Could you copy every line from the material below in which "ноября" appears?

(begin)

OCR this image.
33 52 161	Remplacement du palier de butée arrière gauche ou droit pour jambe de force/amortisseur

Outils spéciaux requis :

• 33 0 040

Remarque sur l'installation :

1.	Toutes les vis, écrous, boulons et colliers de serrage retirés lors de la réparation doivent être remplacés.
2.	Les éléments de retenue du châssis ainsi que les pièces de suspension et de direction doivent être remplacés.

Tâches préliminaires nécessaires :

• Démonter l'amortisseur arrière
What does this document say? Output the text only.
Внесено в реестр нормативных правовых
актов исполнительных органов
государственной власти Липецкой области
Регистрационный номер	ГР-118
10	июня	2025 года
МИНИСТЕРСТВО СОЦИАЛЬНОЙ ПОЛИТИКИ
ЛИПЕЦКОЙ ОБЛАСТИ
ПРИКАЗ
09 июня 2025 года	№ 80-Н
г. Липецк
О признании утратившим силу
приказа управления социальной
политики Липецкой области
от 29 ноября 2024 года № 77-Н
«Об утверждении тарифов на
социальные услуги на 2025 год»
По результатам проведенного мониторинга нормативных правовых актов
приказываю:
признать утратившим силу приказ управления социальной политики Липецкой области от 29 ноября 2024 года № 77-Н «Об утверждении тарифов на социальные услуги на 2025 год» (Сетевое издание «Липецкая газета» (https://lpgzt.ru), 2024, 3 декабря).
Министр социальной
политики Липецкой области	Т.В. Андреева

(end)

**OUTPUT OF THE EXERCISE**
от 29 ноября 2024 года № 77-Н
признать утратившим силу приказ управления социальной политики Липецкой области от 29 ноября 2024 года № 77-Н «Об утверждении тарифов на социальные услуги на 2025 год» (Сетевое издание «Липецкая газета» (https://lpgzt.ru), 2024, 3 декабря).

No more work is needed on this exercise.